== Exercise aim ==
Report how many lines of the entries below contain the word "Orders", and nothing more.

'''

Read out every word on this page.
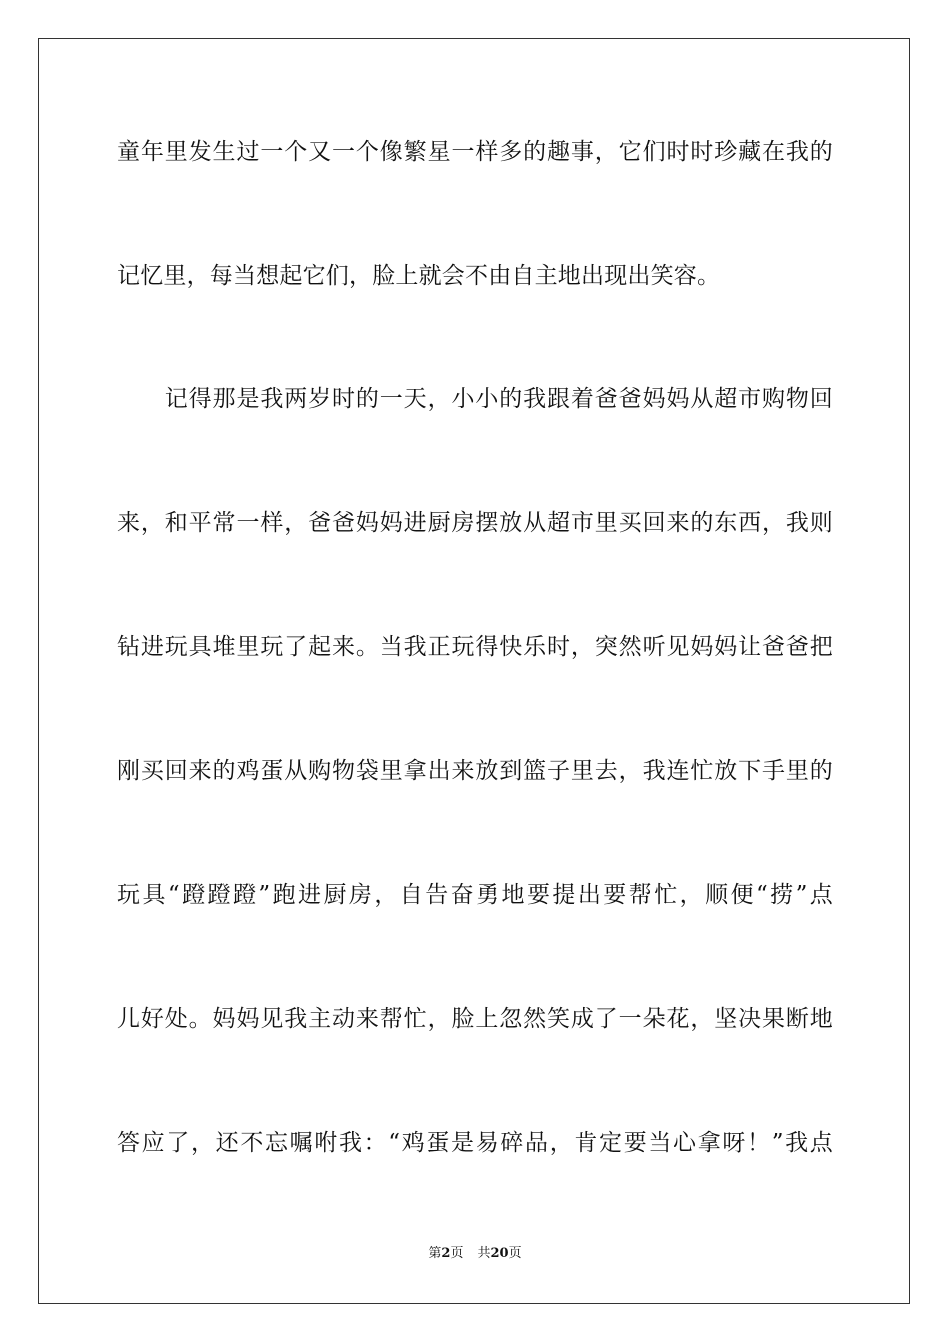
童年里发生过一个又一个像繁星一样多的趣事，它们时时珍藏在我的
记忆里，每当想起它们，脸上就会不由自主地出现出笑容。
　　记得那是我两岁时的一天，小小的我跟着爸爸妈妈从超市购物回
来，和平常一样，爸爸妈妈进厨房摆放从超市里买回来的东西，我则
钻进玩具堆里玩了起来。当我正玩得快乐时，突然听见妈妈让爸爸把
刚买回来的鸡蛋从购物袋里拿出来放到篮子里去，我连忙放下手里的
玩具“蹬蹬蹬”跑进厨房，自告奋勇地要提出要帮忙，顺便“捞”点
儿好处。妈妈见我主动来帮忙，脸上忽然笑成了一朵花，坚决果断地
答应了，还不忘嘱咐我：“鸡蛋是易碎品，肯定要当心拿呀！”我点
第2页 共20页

'''
'''

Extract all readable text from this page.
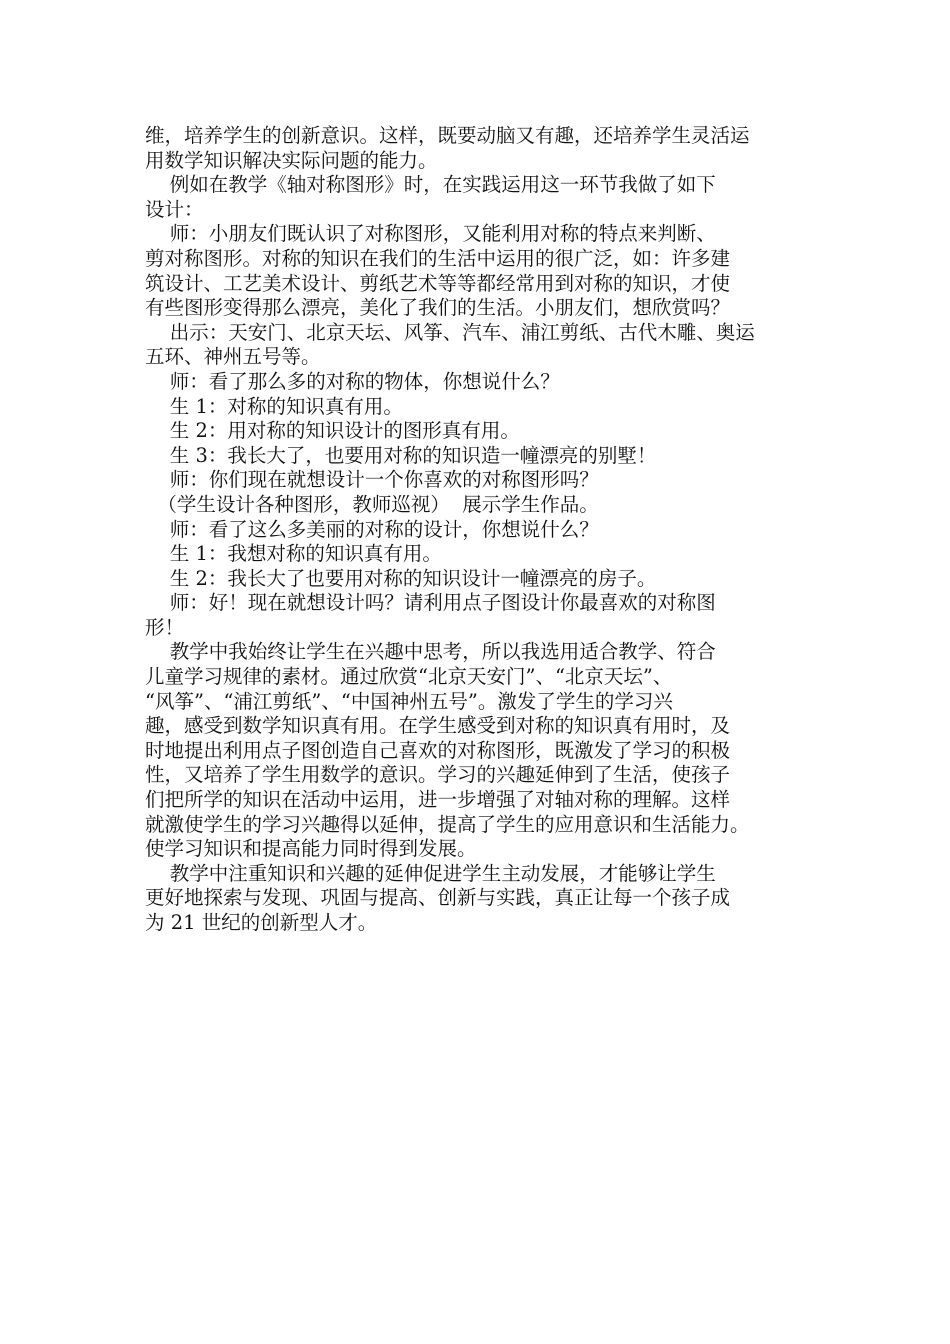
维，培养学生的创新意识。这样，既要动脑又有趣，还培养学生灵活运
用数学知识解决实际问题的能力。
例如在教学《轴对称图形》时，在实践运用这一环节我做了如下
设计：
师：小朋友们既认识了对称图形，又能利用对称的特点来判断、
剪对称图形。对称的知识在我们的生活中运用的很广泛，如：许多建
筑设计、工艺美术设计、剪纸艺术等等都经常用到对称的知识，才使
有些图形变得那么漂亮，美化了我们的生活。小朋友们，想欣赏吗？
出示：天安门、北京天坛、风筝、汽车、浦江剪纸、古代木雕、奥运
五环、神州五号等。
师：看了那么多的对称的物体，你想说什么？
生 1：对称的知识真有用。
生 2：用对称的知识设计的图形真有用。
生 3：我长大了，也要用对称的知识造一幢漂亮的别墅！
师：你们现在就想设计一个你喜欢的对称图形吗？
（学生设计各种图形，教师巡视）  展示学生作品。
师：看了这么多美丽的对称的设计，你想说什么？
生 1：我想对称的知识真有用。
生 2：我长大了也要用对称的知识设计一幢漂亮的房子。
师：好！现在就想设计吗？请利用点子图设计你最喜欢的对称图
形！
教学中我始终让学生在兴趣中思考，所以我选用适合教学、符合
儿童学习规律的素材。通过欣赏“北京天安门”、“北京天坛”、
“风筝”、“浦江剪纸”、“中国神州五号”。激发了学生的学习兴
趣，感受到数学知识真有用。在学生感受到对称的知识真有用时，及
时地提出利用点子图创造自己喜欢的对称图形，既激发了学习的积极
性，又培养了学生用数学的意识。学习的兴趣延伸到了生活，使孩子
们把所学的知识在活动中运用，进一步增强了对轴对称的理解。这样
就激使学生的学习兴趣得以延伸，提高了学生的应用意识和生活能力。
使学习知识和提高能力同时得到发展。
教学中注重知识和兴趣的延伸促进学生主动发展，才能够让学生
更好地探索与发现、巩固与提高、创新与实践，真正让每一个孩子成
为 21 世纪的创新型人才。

'''
'''

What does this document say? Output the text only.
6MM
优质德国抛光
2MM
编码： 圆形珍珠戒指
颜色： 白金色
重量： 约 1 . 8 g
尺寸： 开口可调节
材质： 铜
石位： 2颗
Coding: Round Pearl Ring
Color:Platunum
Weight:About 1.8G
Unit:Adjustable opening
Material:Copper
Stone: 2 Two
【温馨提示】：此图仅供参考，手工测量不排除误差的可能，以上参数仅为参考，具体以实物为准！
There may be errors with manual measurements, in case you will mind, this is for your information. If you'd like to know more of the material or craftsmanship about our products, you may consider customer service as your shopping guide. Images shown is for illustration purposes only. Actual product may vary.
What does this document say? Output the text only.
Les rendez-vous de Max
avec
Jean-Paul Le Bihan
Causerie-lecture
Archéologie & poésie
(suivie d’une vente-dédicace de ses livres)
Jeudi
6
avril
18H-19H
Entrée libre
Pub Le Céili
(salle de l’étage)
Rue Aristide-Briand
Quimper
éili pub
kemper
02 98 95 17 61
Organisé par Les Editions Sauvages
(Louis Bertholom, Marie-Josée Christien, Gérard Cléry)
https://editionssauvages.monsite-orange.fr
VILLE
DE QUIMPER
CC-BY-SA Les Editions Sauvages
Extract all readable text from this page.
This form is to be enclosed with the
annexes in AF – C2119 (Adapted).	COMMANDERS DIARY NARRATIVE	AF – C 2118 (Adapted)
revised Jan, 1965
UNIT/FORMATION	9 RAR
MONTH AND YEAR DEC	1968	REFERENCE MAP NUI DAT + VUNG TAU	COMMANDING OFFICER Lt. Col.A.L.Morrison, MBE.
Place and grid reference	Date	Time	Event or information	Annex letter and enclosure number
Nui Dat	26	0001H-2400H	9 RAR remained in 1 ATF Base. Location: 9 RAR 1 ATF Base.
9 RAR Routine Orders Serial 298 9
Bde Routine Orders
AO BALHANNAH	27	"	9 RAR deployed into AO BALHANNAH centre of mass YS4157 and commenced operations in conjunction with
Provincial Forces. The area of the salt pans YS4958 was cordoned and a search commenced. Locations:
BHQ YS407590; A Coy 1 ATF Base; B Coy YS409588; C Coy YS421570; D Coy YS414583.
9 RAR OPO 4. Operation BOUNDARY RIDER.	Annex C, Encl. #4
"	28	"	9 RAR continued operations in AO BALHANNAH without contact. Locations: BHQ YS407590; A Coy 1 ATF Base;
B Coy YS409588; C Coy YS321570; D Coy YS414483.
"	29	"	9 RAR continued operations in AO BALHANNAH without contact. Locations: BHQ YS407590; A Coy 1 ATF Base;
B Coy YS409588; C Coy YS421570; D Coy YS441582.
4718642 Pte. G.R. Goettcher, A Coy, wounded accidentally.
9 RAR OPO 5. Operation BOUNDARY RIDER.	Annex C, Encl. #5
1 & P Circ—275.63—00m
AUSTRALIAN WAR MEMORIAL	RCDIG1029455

'''

== Solution to this exercise ==
2